*DESCRIPTION OF THE TASK*.
Set down each line of the data below exactly as it stands, dropping the pictures.

---- SUPPLIED MATERIAL

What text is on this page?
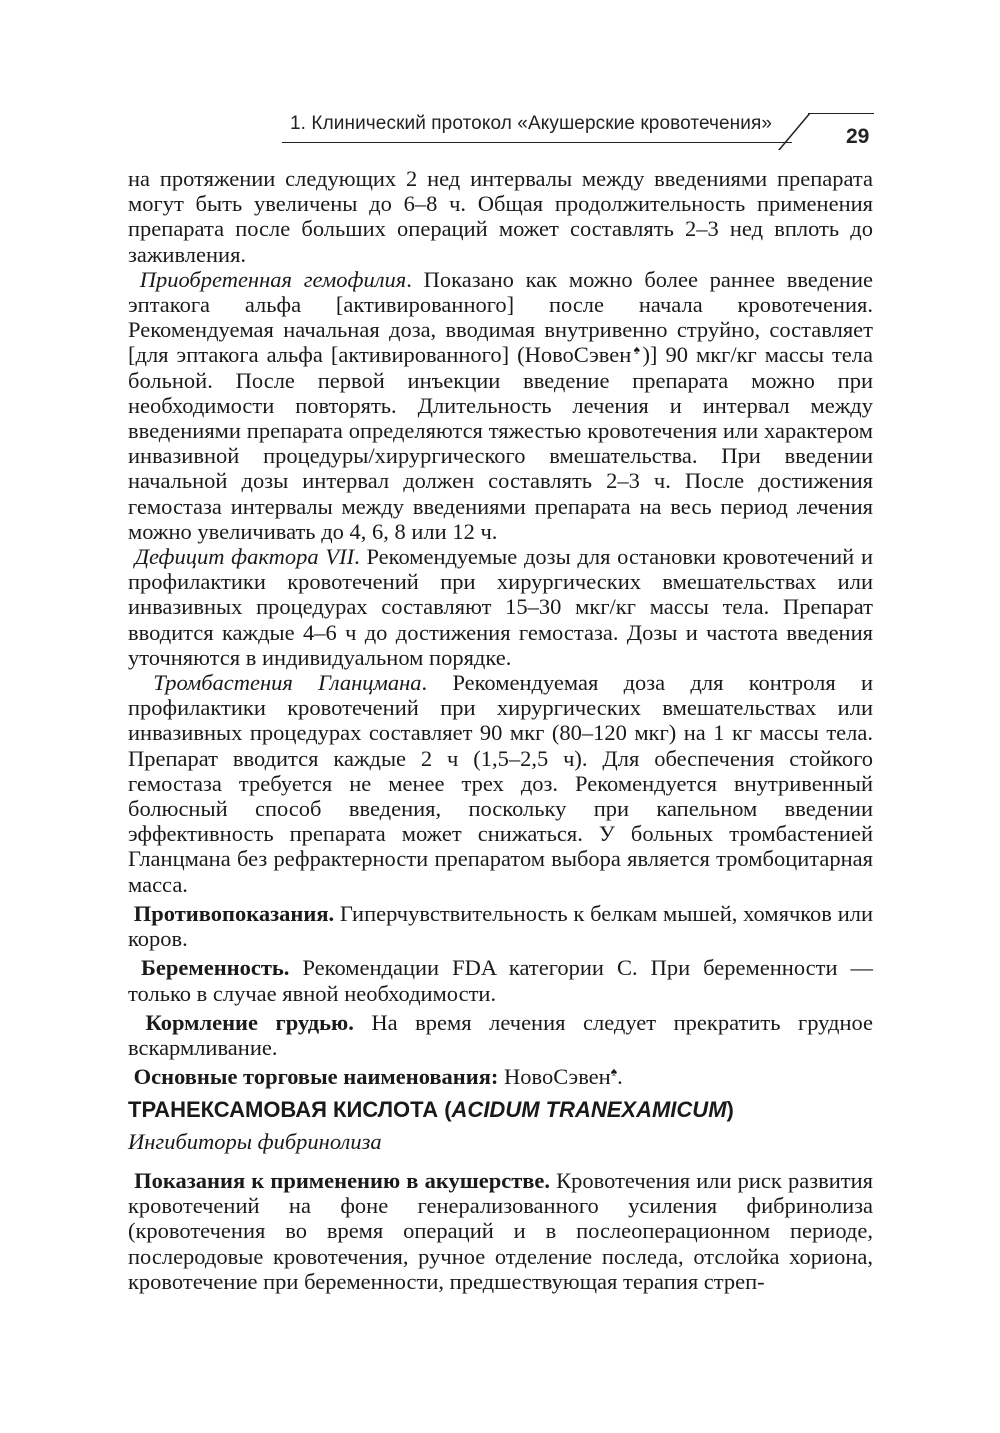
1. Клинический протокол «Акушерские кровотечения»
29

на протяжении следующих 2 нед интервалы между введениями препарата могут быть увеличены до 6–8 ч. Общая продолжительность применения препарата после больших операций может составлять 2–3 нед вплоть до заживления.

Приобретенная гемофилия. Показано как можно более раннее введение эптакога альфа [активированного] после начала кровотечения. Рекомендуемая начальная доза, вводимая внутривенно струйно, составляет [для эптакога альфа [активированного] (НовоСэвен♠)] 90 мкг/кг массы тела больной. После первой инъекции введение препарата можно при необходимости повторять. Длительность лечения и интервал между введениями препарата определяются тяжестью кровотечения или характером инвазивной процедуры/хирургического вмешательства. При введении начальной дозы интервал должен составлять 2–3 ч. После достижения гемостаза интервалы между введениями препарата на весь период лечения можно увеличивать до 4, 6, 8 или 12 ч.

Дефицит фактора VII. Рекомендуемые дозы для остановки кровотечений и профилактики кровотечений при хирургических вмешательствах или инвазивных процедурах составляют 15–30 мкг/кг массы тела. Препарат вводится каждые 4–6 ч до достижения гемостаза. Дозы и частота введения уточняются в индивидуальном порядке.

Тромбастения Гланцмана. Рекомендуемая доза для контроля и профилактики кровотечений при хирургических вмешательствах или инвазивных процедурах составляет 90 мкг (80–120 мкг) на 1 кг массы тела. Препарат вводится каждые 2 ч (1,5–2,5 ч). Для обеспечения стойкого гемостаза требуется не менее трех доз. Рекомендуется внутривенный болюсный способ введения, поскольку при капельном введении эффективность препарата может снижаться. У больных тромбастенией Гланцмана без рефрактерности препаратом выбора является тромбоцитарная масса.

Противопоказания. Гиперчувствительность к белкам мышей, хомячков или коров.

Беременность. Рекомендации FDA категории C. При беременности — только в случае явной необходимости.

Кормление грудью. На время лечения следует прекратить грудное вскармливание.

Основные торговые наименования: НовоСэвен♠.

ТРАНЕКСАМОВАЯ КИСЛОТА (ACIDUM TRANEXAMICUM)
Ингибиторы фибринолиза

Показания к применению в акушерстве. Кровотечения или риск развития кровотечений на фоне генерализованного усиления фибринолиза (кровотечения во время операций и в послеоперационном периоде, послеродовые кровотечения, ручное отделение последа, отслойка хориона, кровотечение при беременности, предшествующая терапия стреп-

--------

*CORRECT RESPONSE*.
What text is on this page?
1. Клинический протокол «Акушерские кровотечения»
29

на протяжении следующих 2 нед интервалы между введениями препарата могут быть увеличены до 6–8 ч. Общая продолжительность применения препарата после больших операций может составлять 2–3 нед вплоть до заживления.

Приобретенная гемофилия. Показано как можно более раннее введение эптакога альфа [активированного] после начала кровотечения. Рекомендуемая начальная доза, вводимая внутривенно струйно, составляет [для эптакога альфа [активированного] (НовоСэвен♠)] 90 мкг/кг массы тела больной. После первой инъекции введение препарата можно при необходимости повторять. Длительность лечения и интервал между введениями препарата определяются тяжестью кровотечения или характером инвазивной процедуры/хирургического вмешательства. При введении начальной дозы интервал должен составлять 2–3 ч. После достижения гемостаза интервалы между введениями препарата на весь период лечения можно увеличивать до 4, 6, 8 или 12 ч.

Дефицит фактора VII. Рекомендуемые дозы для остановки кровотечений и профилактики кровотечений при хирургических вмешательствах или инвазивных процедурах составляют 15–30 мкг/кг массы тела. Препарат вводится каждые 4–6 ч до достижения гемостаза. Дозы и частота введения уточняются в индивидуальном порядке.

Тромбастения Гланцмана. Рекомендуемая доза для контроля и профилактики кровотечений при хирургических вмешательствах или инвазивных процедурах составляет 90 мкг (80–120 мкг) на 1 кг массы тела. Препарат вводится каждые 2 ч (1,5–2,5 ч). Для обеспечения стойкого гемостаза требуется не менее трех доз. Рекомендуется внутривенный болюсный способ введения, поскольку при капельном введении эффективность препарата может снижаться. У больных тромбастенией Гланцмана без рефрактерности препаратом выбора является тромбоцитарная масса.

Противопоказания. Гиперчувствительность к белкам мышей, хомячков или коров.

Беременность. Рекомендации FDA категории C. При беременности — только в случае явной необходимости.

Кормление грудью. На время лечения следует прекратить грудное вскармливание.

Основные торговые наименования: НовоСэвен♠.

ТРАНЕКСАМОВАЯ КИСЛОТА (ACIDUM TRANEXAMICUM)
Ингибиторы фибринолиза

Показания к применению в акушерстве. Кровотечения или риск развития кровотечений на фоне генерализованного усиления фибринолиза (кровотечения во время операций и в послеоперационном периоде, послеродовые кровотечения, ручное отделение последа, отслойка хориона, кровотечение при беременности, предшествующая терапия стреп-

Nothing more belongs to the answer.